>> START Records to use
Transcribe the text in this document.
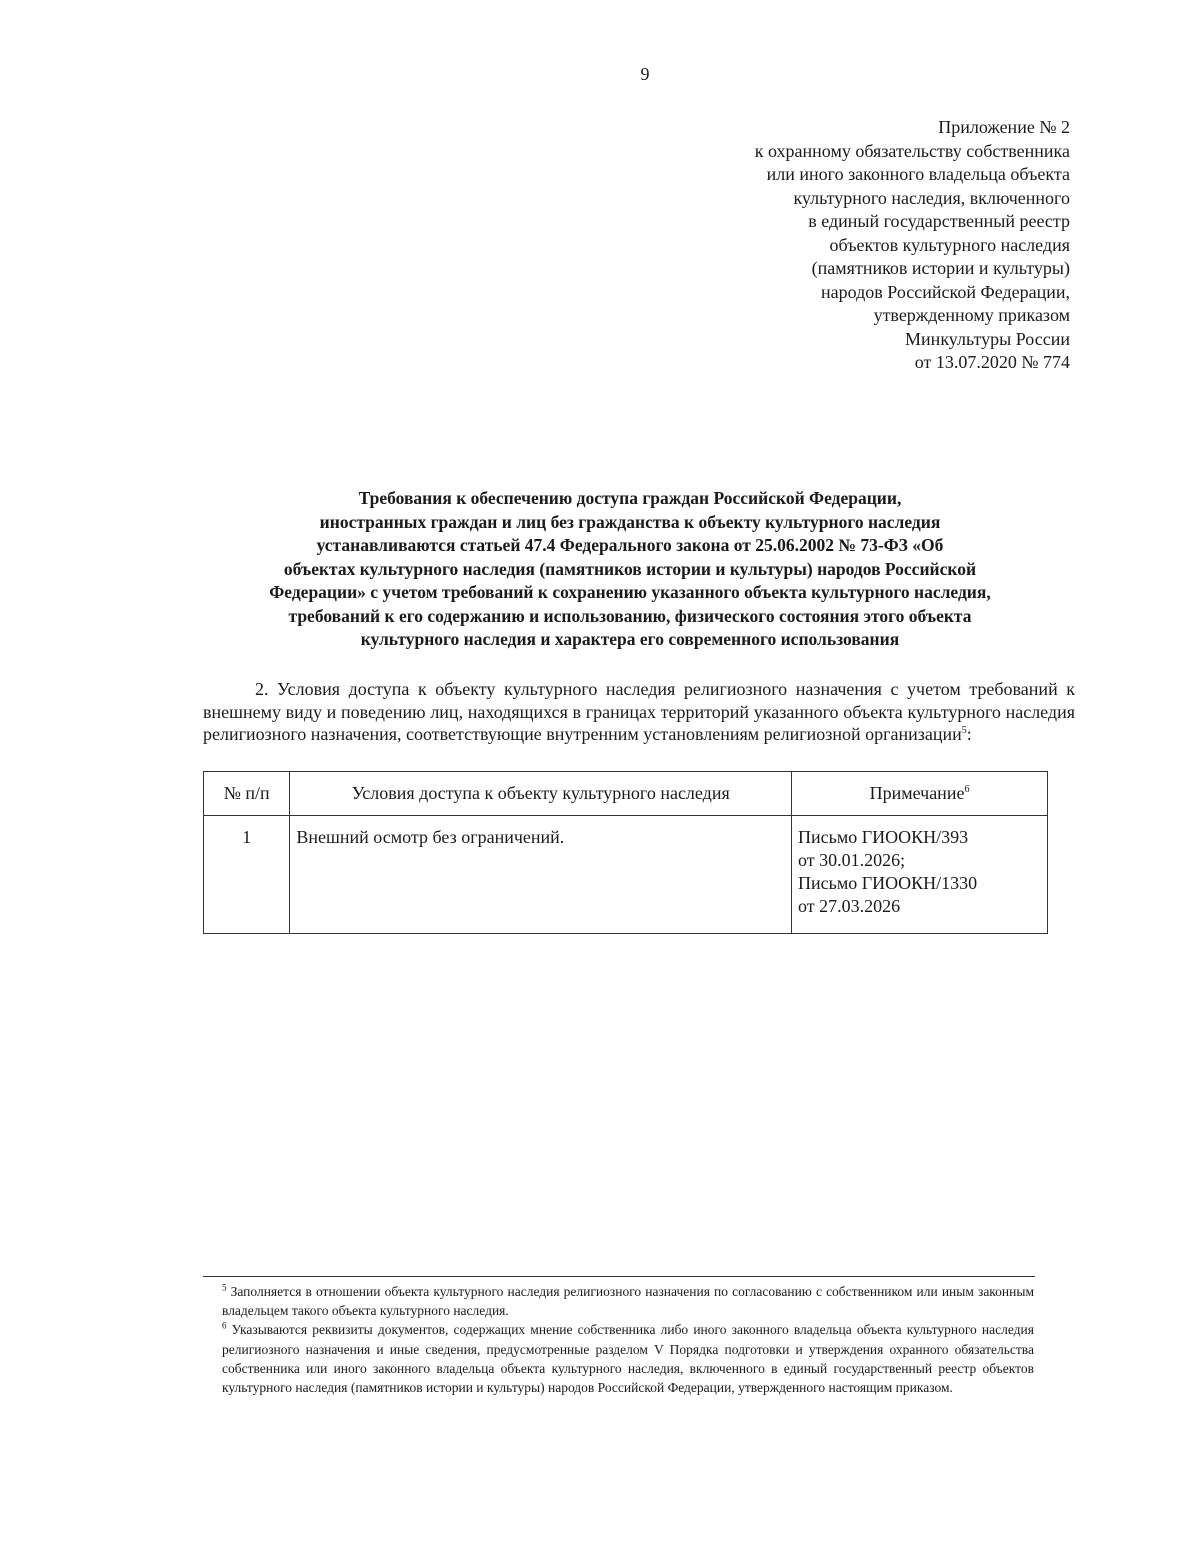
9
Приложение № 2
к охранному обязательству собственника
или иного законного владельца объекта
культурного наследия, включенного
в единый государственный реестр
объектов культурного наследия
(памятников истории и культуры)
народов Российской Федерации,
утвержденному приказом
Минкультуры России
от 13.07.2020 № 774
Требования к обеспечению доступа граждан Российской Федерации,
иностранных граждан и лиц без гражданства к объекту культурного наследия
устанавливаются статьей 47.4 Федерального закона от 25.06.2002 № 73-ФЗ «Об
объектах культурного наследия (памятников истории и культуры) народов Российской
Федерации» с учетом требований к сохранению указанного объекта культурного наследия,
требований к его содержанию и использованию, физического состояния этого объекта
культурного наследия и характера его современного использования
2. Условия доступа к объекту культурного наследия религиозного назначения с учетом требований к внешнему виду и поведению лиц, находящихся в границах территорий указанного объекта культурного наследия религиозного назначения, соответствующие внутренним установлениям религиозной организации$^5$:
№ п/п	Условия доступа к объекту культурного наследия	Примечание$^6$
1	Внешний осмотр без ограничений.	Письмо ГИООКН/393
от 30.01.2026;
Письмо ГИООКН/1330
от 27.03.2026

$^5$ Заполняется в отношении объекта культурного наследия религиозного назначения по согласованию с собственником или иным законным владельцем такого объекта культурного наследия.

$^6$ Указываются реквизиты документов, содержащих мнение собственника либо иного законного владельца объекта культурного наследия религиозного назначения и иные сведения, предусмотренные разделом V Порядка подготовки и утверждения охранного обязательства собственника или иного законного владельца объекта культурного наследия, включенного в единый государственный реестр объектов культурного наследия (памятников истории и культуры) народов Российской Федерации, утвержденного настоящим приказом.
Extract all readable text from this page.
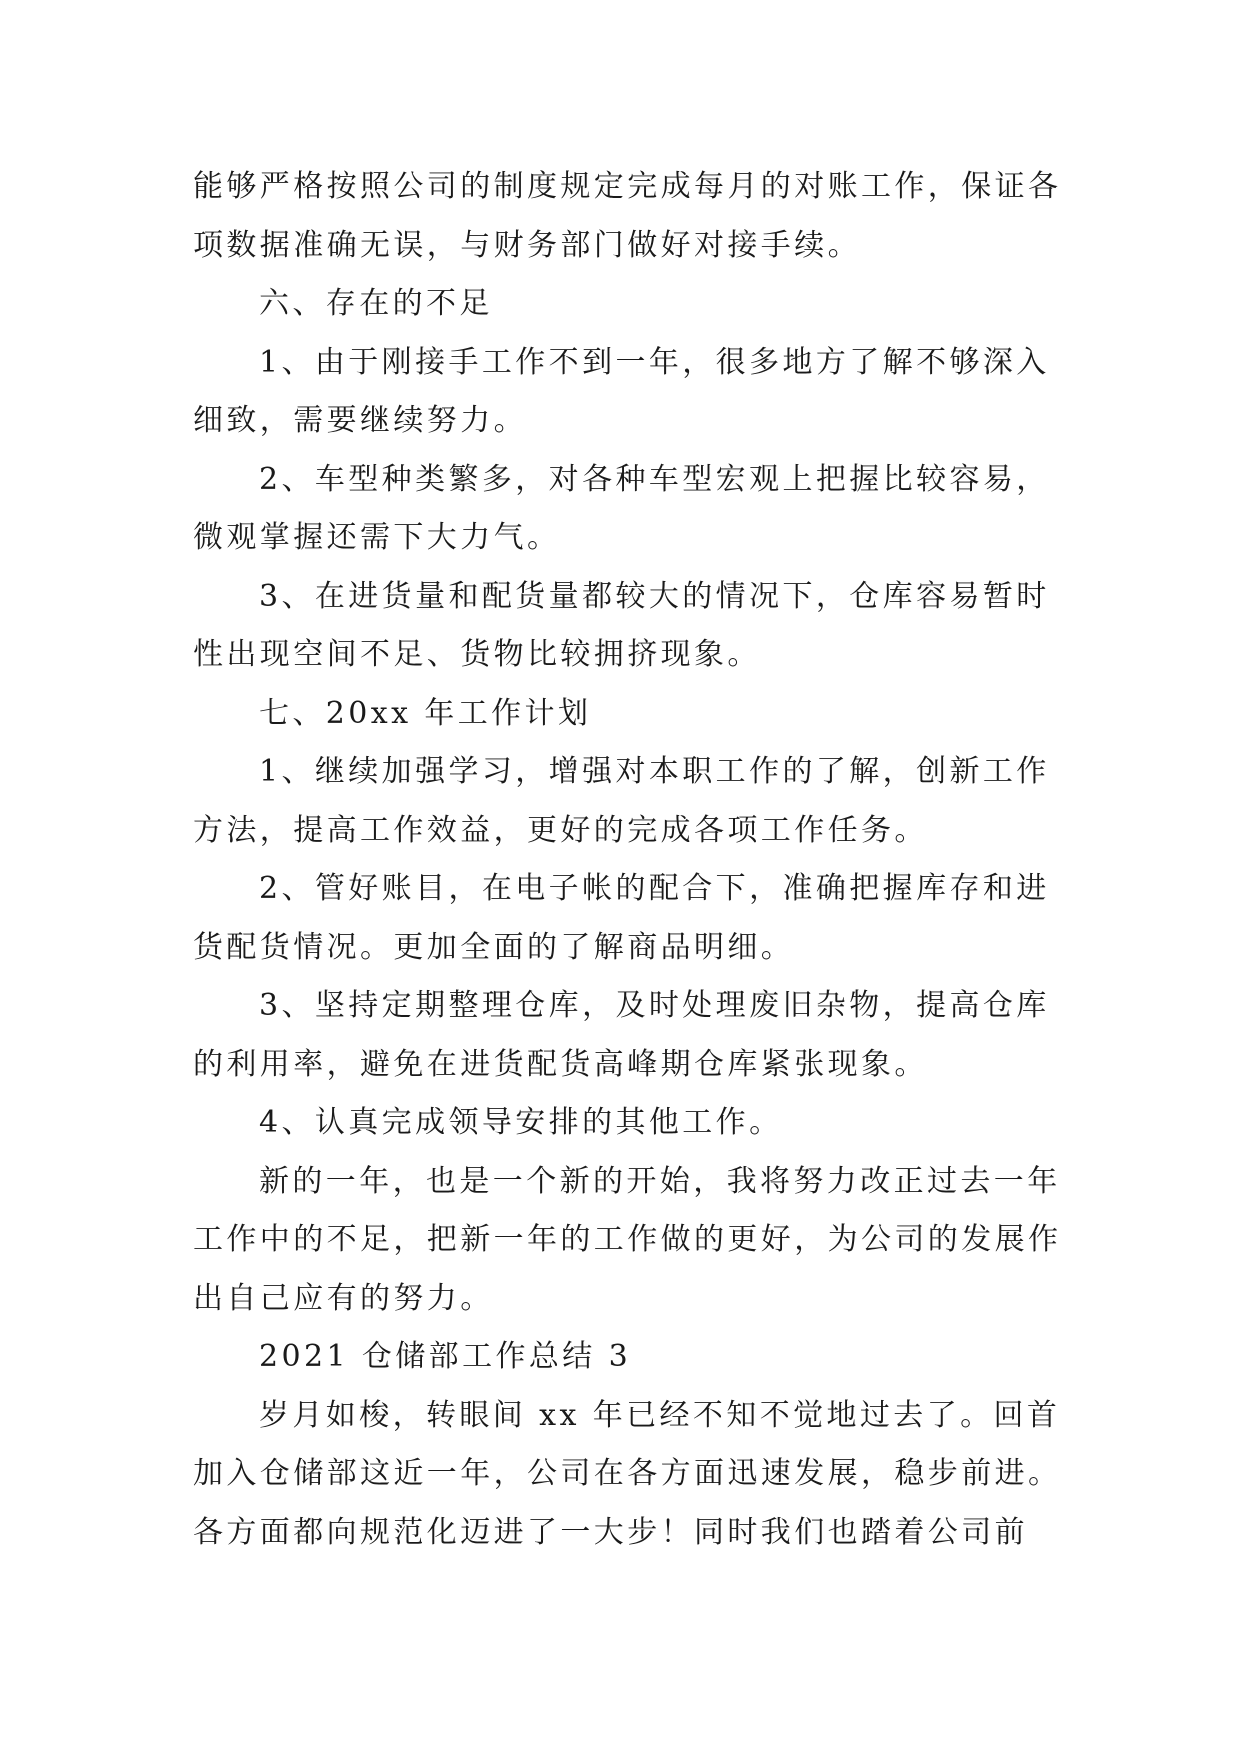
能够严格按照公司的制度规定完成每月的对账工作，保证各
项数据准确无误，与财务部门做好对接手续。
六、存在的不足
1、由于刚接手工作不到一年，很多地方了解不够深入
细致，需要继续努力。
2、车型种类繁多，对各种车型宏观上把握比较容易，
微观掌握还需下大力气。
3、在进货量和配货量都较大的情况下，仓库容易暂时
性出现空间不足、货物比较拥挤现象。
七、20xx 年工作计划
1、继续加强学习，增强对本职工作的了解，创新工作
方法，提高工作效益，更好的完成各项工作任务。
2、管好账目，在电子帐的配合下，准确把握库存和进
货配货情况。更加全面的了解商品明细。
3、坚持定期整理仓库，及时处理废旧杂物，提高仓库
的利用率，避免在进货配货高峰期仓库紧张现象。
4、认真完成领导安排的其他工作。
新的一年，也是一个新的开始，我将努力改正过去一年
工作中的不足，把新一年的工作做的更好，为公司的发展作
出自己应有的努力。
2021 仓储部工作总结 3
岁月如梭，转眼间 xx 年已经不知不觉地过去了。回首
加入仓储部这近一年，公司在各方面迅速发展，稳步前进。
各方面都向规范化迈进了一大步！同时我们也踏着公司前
>> END Records to use
Given request: Show each line of the data that contains the string "законного".

Task response:
или иного законного владельца объекта
$^6$ Указываются реквизиты документов, содержащих мнение собственника либо иного законного владельца объекта культурного наследия религиозного назначения и иные сведения, предусмотренные разделом V Порядка подготовки и утверждения охранного обязательства собственника или иного законного владельца объекта культурного наследия, включенного в единый государственный реестр объектов культурного наследия (памятников истории и культуры) народов Российской Федерации, утвержденного настоящим приказом.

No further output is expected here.